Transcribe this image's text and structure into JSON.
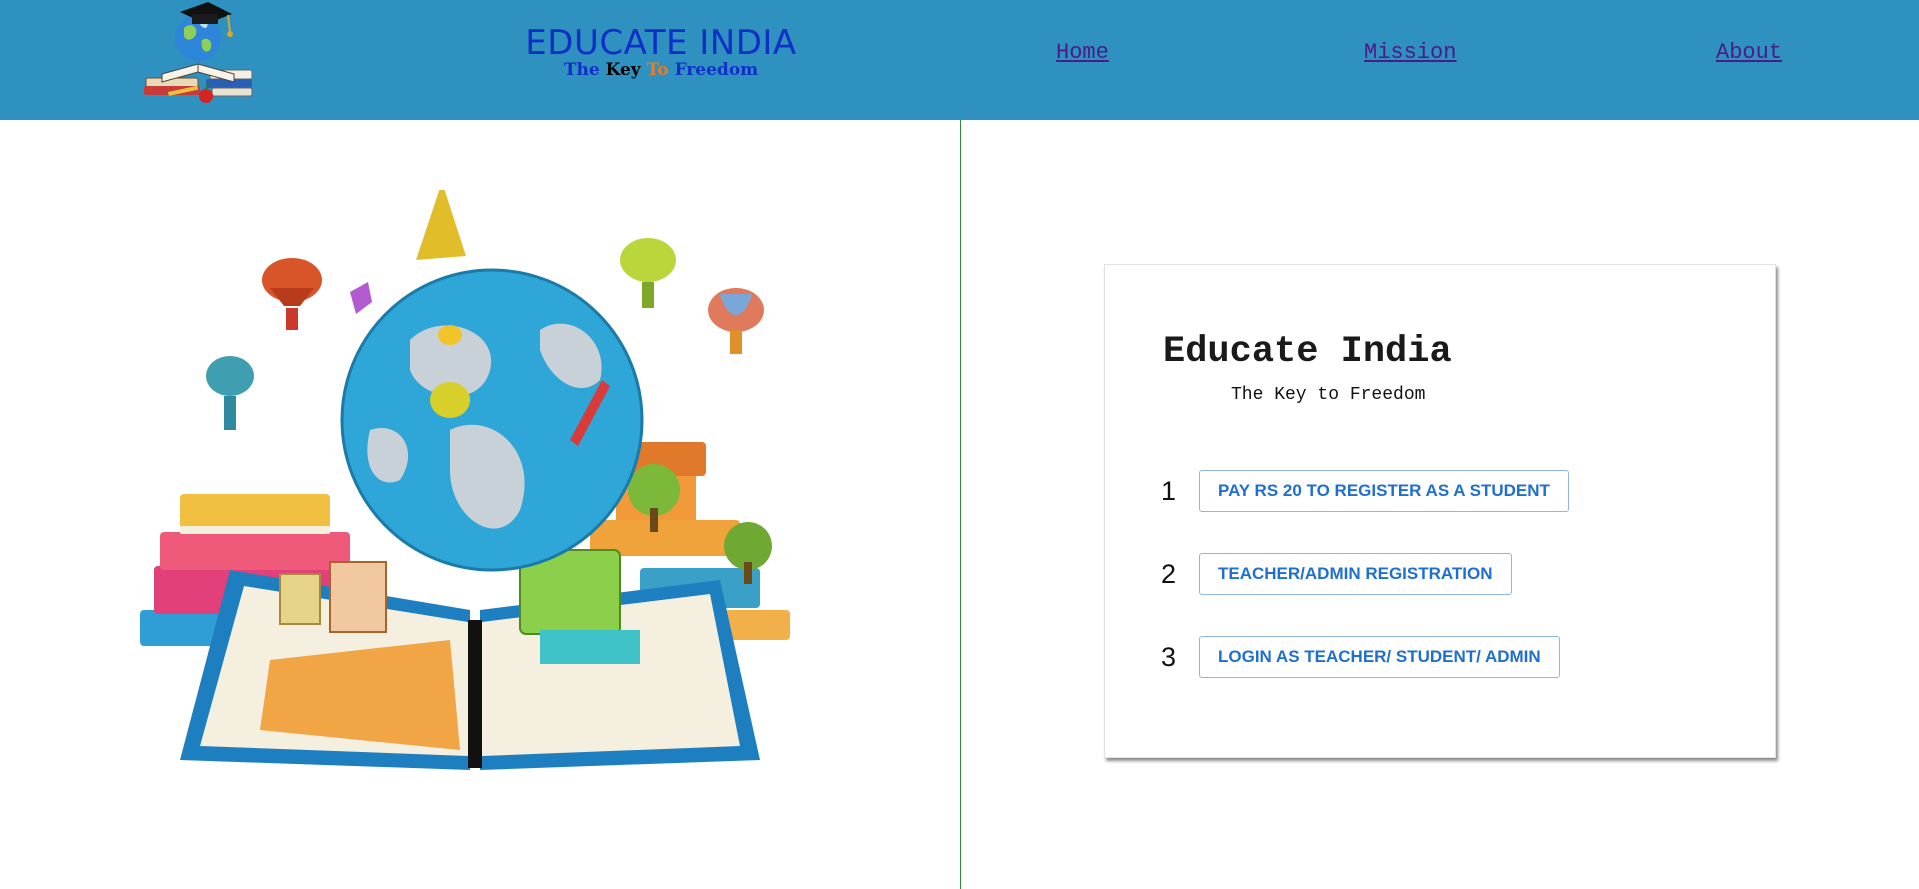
{
  "header": {
    "logo_icon": "graduation-globe-books-logo",
    "brand_title": "EDUCATE INDIA",
    "tagline": {
      "the": "The",
      "key": "Key",
      "to": "To",
      "freedom": "Freedom"
    },
    "nav": {
      "home": "Home",
      "mission": "Mission",
      "about": "About"
    },
    "colors": {
      "bar": "#2e91c0",
      "brand": "#0f2fc6",
      "accent": "#f07a1f",
      "link": "#4a1c8a"
    }
  },
  "hero": {
    "icon": "globe-books-balloons-illustration"
  },
  "card": {
    "title": "Educate India",
    "subtitle": "The Key to Freedom",
    "steps": [
      {
        "number": "1",
        "label": "PAY RS 20 TO REGISTER AS A STUDENT"
      },
      {
        "number": "2",
        "label": "TEACHER/ADMIN REGISTRATION"
      },
      {
        "number": "3",
        "label": "LOGIN AS TEACHER/ STUDENT/ ADMIN"
      }
    ],
    "colors": {
      "button_text": "#1f6fd1",
      "button_border": "#8fb7e4"
    }
  },
  "divider_color": "#2e8b3d"
}
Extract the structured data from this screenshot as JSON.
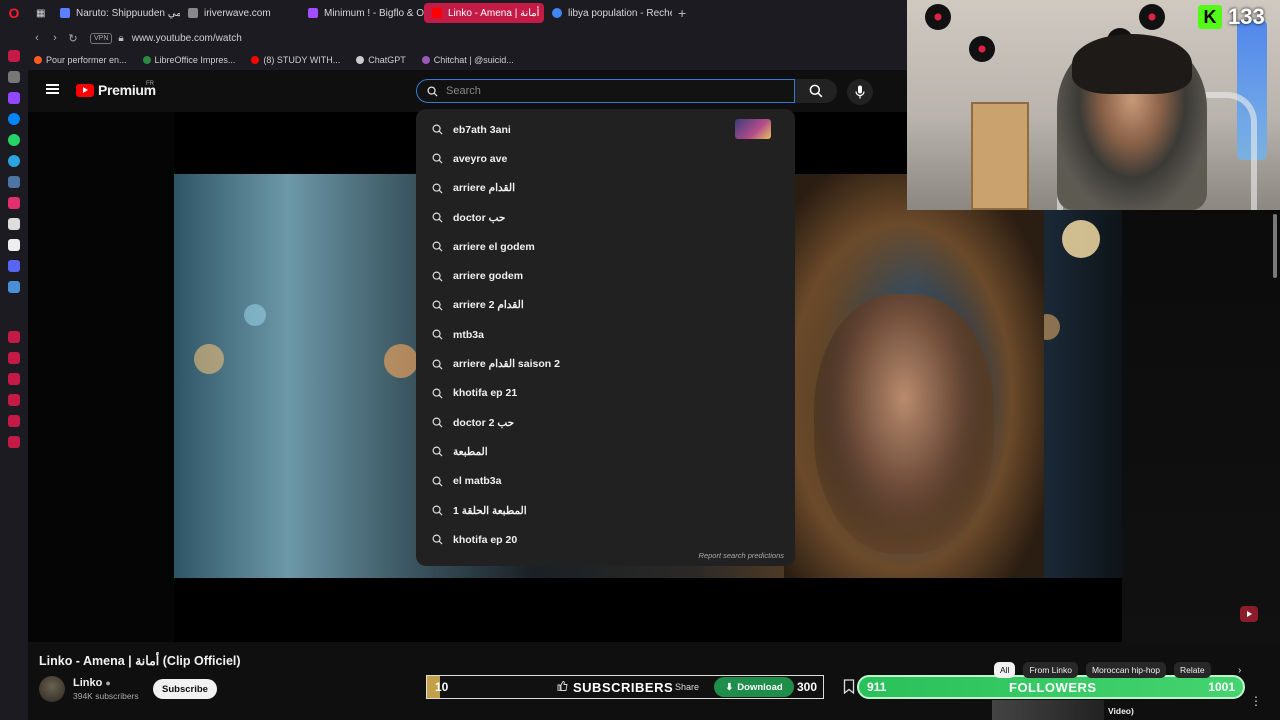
{
  "browser": {
    "tabs": [
      {
        "label": "Naruto: Shippuuden انمي",
        "color": "#5b7fff"
      },
      {
        "label": "iriverwave.com",
        "color": "#888888"
      },
      {
        "label": "Minimum ! - Bigflo & Oli -",
        "color": "#a44cff"
      },
      {
        "label": "Linko - Amena | أمانة",
        "color": "#ff0000",
        "active": true
      },
      {
        "label": "libya population - Recherc",
        "color": "#4285f4"
      }
    ],
    "new_tab": "+",
    "vpn": "VPN",
    "url": "www.youtube.com/watch",
    "bookmarks": [
      {
        "label": "Pour performer en...",
        "color": "#ff5a1f"
      },
      {
        "label": "LibreOffice Impres...",
        "color": "#2b8a3e"
      },
      {
        "label": "(8) STUDY WITH...",
        "color": "#ff0000"
      },
      {
        "label": "ChatGPT",
        "color": "#cccccc"
      },
      {
        "label": "Chitchat | @suicid...",
        "color": "#9b59b6"
      }
    ]
  },
  "youtube": {
    "brand": "Premium",
    "region": "FR",
    "search_placeholder": "Search",
    "suggestions": [
      "eb7ath 3ani",
      "aveyro ave",
      "arriere القدام",
      "doctor حب",
      "arriere el godem",
      "arriere godem",
      "arriere 2 القدام",
      "mtb3a",
      "arriere القدام saison 2",
      "khotifa ep 21",
      "doctor 2 حب",
      "المطبعة",
      "el matb3a",
      "المطبعة الحلقة 1",
      "khotifa ep 20"
    ],
    "report_link": "Report search predictions",
    "video_title": "Linko - Amena | أمانة (Clip Officiel)",
    "channel_name": "Linko",
    "channel_subs": "394K subscribers",
    "subscribe_label": "Subscribe",
    "share_label": "Share",
    "download_label": "Download",
    "chips": [
      "All",
      "From Linko",
      "Moroccan hip-hop",
      "Relate"
    ],
    "related_title": "Video)"
  },
  "overlays": {
    "kick_count": "133",
    "subscriber_goal": {
      "current": "10",
      "label": "SUBSCRIBERS",
      "target": "300",
      "progress": 0.033
    },
    "followers_goal": {
      "current": "911",
      "label": "FOLLOWERS",
      "target": "1001",
      "progress": 0.91
    }
  },
  "colors": {
    "accent": "#3a78d6",
    "youtube_red": "#ff0000",
    "kick_green": "#53fc18",
    "download_green": "#1f8e4a"
  }
}
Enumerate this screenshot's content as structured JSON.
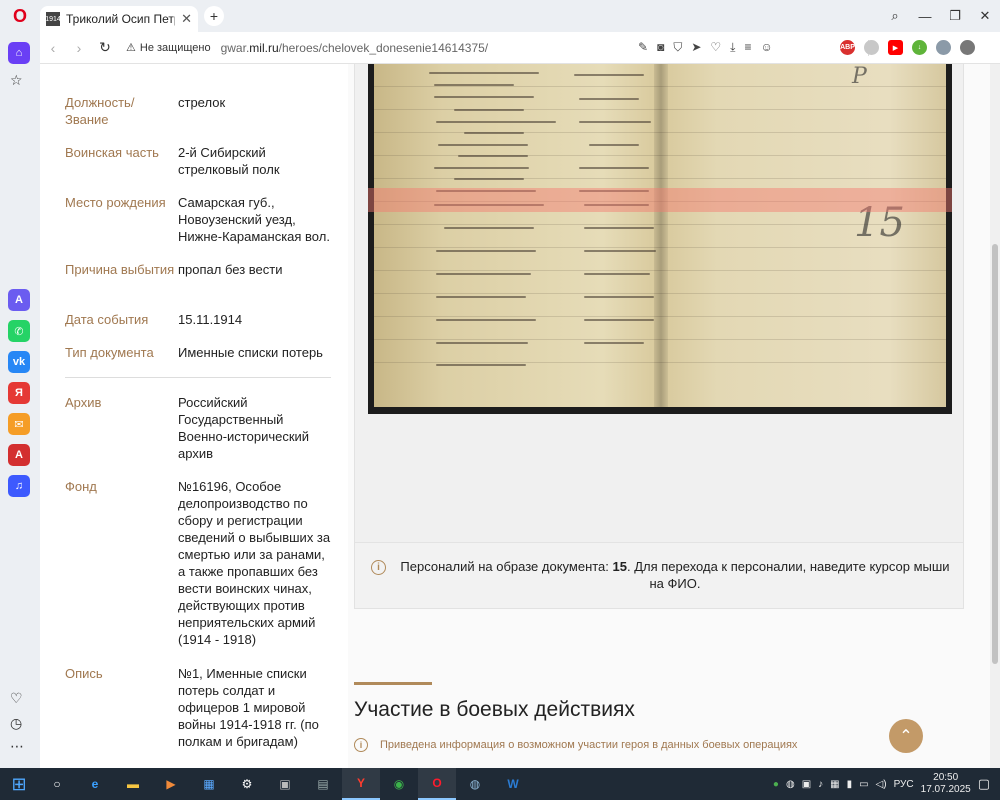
{
  "browser": {
    "tab_title": "Триколий Осип Петрови",
    "tab_favicon": "1914",
    "security_label": "Не защищено",
    "url_host_plain": "gwar.",
    "url_host_bold": "mil.ru",
    "url_path": "/heroes/chelovek_donesenie14614375/",
    "accent": "#e0001b"
  },
  "info": {
    "rows": [
      {
        "label": "Должность/ Звание",
        "value": "стрелок"
      },
      {
        "label": "Воинская часть",
        "value": "2-й Сибирский стрелковый полк"
      },
      {
        "label": "Место рождения",
        "value": "Самарская губ., Новоузенский уезд, Нижне-Караманская вол."
      },
      {
        "label": "Причина выбытия",
        "value": "пропал без вести"
      },
      {
        "label": "Дата события",
        "value": "15.11.1914"
      },
      {
        "label": "Тип документа",
        "value": "Именные списки потерь"
      },
      {
        "label": "Архив",
        "value": "Российский Государственный Военно-исторический архив"
      },
      {
        "label": "Фонд",
        "value": "№16196, Особое делопроизводство по сбору и регистрации сведений о выбывших за смертью или за ранами, а также пропавших без вести воинских чинах, действующих против неприятельских армий (1914 - 1918)"
      },
      {
        "label": "Опись",
        "value": "№1, Именные списки потерь солдат и офицеров 1 мировой войны 1914-1918 гг. (по полкам и бригадам)"
      }
    ]
  },
  "document": {
    "note_prefix": "Персоналий на образе документа: ",
    "note_count": "15",
    "note_suffix": ". Для перехода к персоналии, наведите курсор мыши на ФИО.",
    "handwritten_number": "15"
  },
  "section": {
    "title": "Участие в боевых действиях",
    "subnote": "Приведена информация о возможном участии героя в данных боевых операциях"
  },
  "taskbar": {
    "lang": "РУС",
    "time": "20:50",
    "date": "17.07.2025"
  }
}
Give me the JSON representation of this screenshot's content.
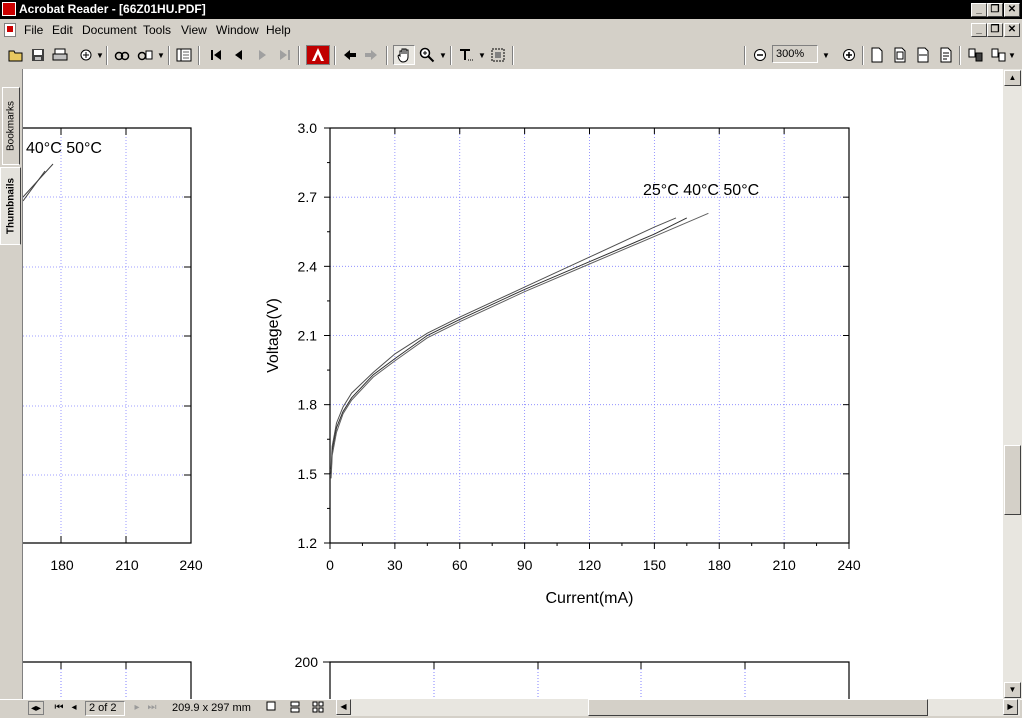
{
  "window": {
    "title": "Acrobat Reader - [66Z01HU.PDF]",
    "minimize": "_",
    "restore": "❐",
    "close": "✕"
  },
  "menu": [
    "File",
    "Edit",
    "Document",
    "Tools",
    "View",
    "Window",
    "Help"
  ],
  "toolbar": {
    "zoom_value": "300%",
    "icons": [
      "open-icon",
      "save-icon",
      "print-icon",
      "email-icon",
      "find-icon",
      "search-icon",
      "show-hide-navigation-icon",
      "first-page-icon",
      "previous-page-icon",
      "next-page-icon",
      "last-page-icon",
      "adobe-logo-icon",
      "go-back-icon",
      "go-forward-icon",
      "hand-tool-icon",
      "zoom-in-tool-icon",
      "text-select-tool-icon",
      "graphics-select-tool-icon",
      "zoom-out-icon",
      "zoom-in-icon",
      "actual-size-icon",
      "fit-page-icon",
      "fit-width-icon",
      "reflow-icon",
      "rotate-icon",
      "extract-icon"
    ]
  },
  "side_tabs": {
    "bookmarks": "Bookmarks",
    "thumbnails": "Thumbnails"
  },
  "status": {
    "page_indicator": "2 of 2",
    "page_size": "209.9 x 297 mm"
  },
  "left_chart_fragment": {
    "legend_text": "40°C 50°C",
    "x_ticks": [
      "180",
      "210",
      "240"
    ]
  },
  "bottom_chart_fragment": {
    "y_top_tick": "200"
  },
  "chart_data": {
    "type": "line",
    "xlabel": "Current(mA)",
    "ylabel": "Voltage(V)",
    "xlim": [
      0,
      240
    ],
    "ylim": [
      1.2,
      3.0
    ],
    "x_ticks": [
      0,
      30,
      60,
      90,
      120,
      150,
      180,
      210,
      240
    ],
    "y_ticks": [
      1.2,
      1.5,
      1.8,
      2.1,
      2.4,
      2.7,
      3.0
    ],
    "y_tick_labels": [
      "1.2",
      "1.5",
      "1.8",
      "2.1",
      "2.4",
      "2.7",
      "3.0"
    ],
    "grid": true,
    "legend_text": "25°C 40°C 50°C",
    "series": [
      {
        "name": "25°C",
        "x": [
          0.5,
          1,
          3,
          6,
          10,
          20,
          30,
          45,
          60,
          90,
          120,
          150,
          160
        ],
        "y": [
          1.52,
          1.62,
          1.72,
          1.79,
          1.85,
          1.94,
          2.02,
          2.11,
          2.18,
          2.31,
          2.44,
          2.57,
          2.61
        ]
      },
      {
        "name": "40°C",
        "x": [
          0.5,
          1,
          3,
          6,
          10,
          20,
          30,
          45,
          60,
          90,
          120,
          150,
          165
        ],
        "y": [
          1.5,
          1.6,
          1.7,
          1.77,
          1.83,
          1.93,
          2.0,
          2.1,
          2.17,
          2.3,
          2.42,
          2.54,
          2.61
        ]
      },
      {
        "name": "50°C",
        "x": [
          0.5,
          1,
          3,
          6,
          10,
          20,
          30,
          45,
          60,
          90,
          120,
          150,
          175
        ],
        "y": [
          1.48,
          1.58,
          1.68,
          1.76,
          1.82,
          1.92,
          1.99,
          2.09,
          2.16,
          2.29,
          2.41,
          2.53,
          2.63
        ]
      }
    ]
  }
}
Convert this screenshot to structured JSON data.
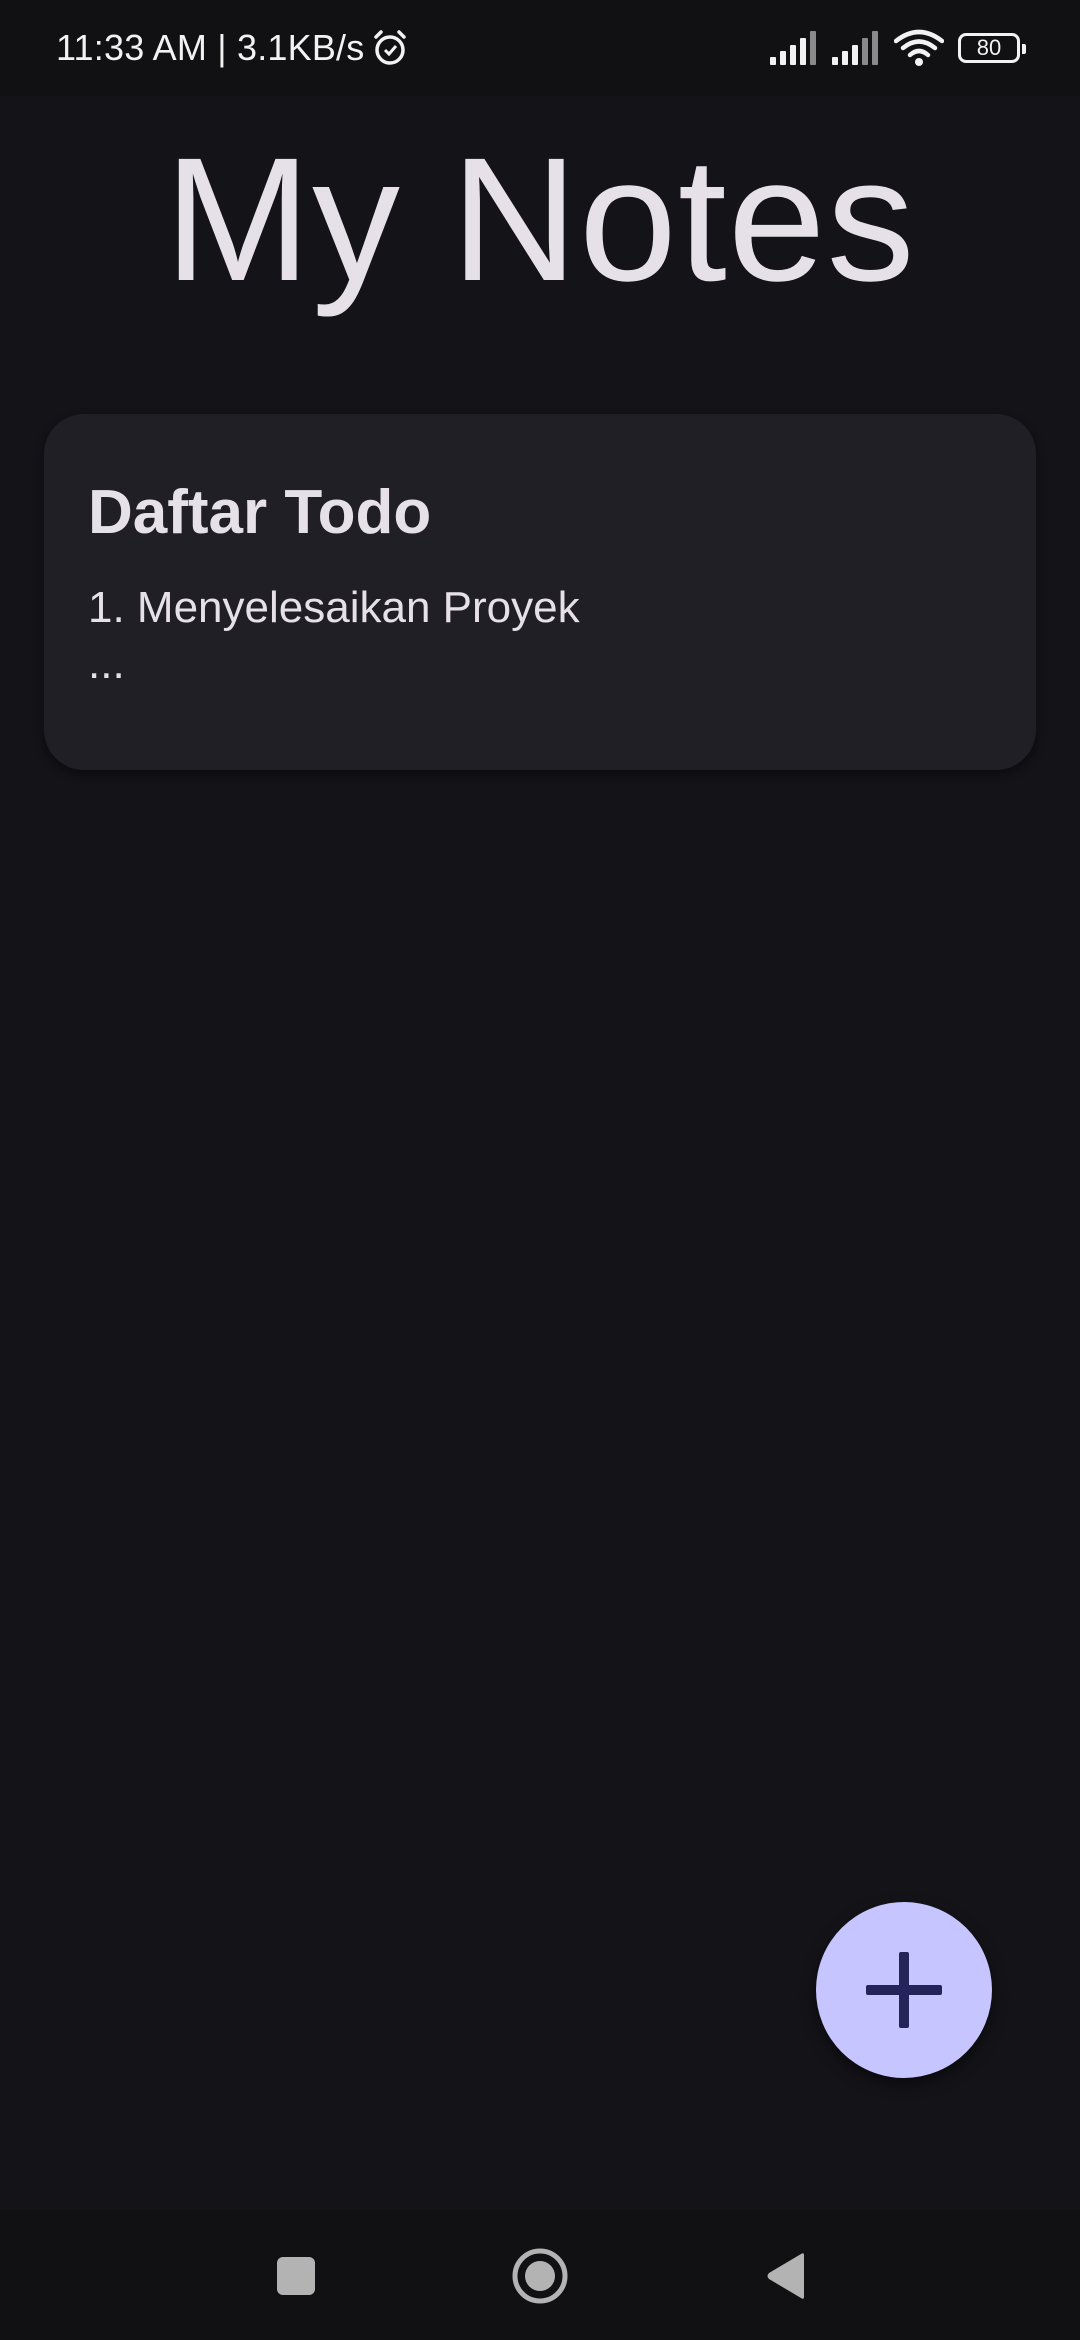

####

Among the lines of the data, identify those with the word "this". Copy each of them.

Transcribe this image's text and structure into JSON.
Extract the structured data from this screenshot as JSON.
Enumerate this screenshot's content as structured JSON.
Give me the JSON representation of this screenshot's content.
Convert this screenshot to structured JSON data.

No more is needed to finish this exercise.